• _Written task_: The data below is to be returned in full and exactly.

(Saved entries)
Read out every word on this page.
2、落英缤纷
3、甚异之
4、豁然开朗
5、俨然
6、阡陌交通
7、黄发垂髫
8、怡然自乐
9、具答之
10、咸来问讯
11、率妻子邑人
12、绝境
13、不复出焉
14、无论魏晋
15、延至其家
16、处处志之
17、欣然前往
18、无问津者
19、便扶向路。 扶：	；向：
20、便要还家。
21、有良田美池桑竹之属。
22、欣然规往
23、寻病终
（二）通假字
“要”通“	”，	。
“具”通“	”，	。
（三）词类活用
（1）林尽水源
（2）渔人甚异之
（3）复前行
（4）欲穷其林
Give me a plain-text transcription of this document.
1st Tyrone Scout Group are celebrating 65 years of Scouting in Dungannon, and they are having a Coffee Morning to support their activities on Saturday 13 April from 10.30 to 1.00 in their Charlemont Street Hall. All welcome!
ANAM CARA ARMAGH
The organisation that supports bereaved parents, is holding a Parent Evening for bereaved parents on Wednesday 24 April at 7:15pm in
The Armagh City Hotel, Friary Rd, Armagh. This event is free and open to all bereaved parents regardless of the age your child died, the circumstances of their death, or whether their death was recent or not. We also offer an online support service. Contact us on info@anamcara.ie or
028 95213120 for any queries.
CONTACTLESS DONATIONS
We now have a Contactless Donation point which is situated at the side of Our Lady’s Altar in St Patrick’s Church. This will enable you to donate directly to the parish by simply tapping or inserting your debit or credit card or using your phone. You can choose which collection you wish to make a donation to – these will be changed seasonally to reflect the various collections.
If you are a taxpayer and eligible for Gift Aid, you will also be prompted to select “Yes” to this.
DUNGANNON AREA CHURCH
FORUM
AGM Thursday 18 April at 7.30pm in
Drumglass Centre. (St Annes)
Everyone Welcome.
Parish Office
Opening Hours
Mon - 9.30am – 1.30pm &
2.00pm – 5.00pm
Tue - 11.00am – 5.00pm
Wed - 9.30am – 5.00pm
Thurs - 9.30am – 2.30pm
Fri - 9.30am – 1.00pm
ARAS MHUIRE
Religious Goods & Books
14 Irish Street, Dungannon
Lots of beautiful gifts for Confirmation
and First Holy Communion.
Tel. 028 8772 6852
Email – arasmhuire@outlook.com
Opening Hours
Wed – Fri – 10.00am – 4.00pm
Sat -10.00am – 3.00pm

• _Exercise response_:
Read out every word on this page.
2、落英缤纷
3、甚异之
4、豁然开朗
5、俨然
6、阡陌交通
7、黄发垂髫
8、怡然自乐
9、具答之
10、咸来问讯
11、率妻子邑人
12、绝境
13、不复出焉
14、无论魏晋
15、延至其家
16、处处志之
17、欣然前往
18、无问津者
19、便扶向路。 扶：	；向：
20、便要还家。
21、有良田美池桑竹之属。
22、欣然规往
23、寻病终
（二）通假字
“要”通“	”，	。
“具”通“	”，	。
（三）词类活用
（1）林尽水源
（2）渔人甚异之
（3）复前行
（4）欲穷其林
Give me a plain-text transcription of this document.
1st Tyrone Scout Group are celebrating 65 years of Scouting in Dungannon, and they are having a Coffee Morning to support their activities on Saturday 13 April from 10.30 to 1.00 in their Charlemont Street Hall. All welcome!
ANAM CARA ARMAGH
The organisation that supports bereaved parents, is holding a Parent Evening for bereaved parents on Wednesday 24 April at 7:15pm in
The Armagh City Hotel, Friary Rd, Armagh. This event is free and open to all bereaved parents regardless of the age your child died, the circumstances of their death, or whether their death was recent or not. We also offer an online support service. Contact us on info@anamcara.ie or
028 95213120 for any queries.
CONTACTLESS DONATIONS
We now have a Contactless Donation point which is situated at the side of Our Lady’s Altar in St Patrick’s Church. This will enable you to donate directly to the parish by simply tapping or inserting your debit or credit card or using your phone. You can choose which collection you wish to make a donation to – these will be changed seasonally to reflect the various collections.
If you are a taxpayer and eligible for Gift Aid, you will also be prompted to select “Yes” to this.
DUNGANNON AREA CHURCH
FORUM
AGM Thursday 18 April at 7.30pm in
Drumglass Centre. (St Annes)
Everyone Welcome.
Parish Office
Opening Hours
Mon - 9.30am – 1.30pm &
2.00pm – 5.00pm
Tue - 11.00am – 5.00pm
Wed - 9.30am – 5.00pm
Thurs - 9.30am – 2.30pm
Fri - 9.30am – 1.00pm
ARAS MHUIRE
Religious Goods & Books
14 Irish Street, Dungannon
Lots of beautiful gifts for Confirmation
and First Holy Communion.
Tel. 028 8772 6852
Email – arasmhuire@outlook.com
Opening Hours
Wed – Fri – 10.00am – 4.00pm
Sat -10.00am – 3.00pm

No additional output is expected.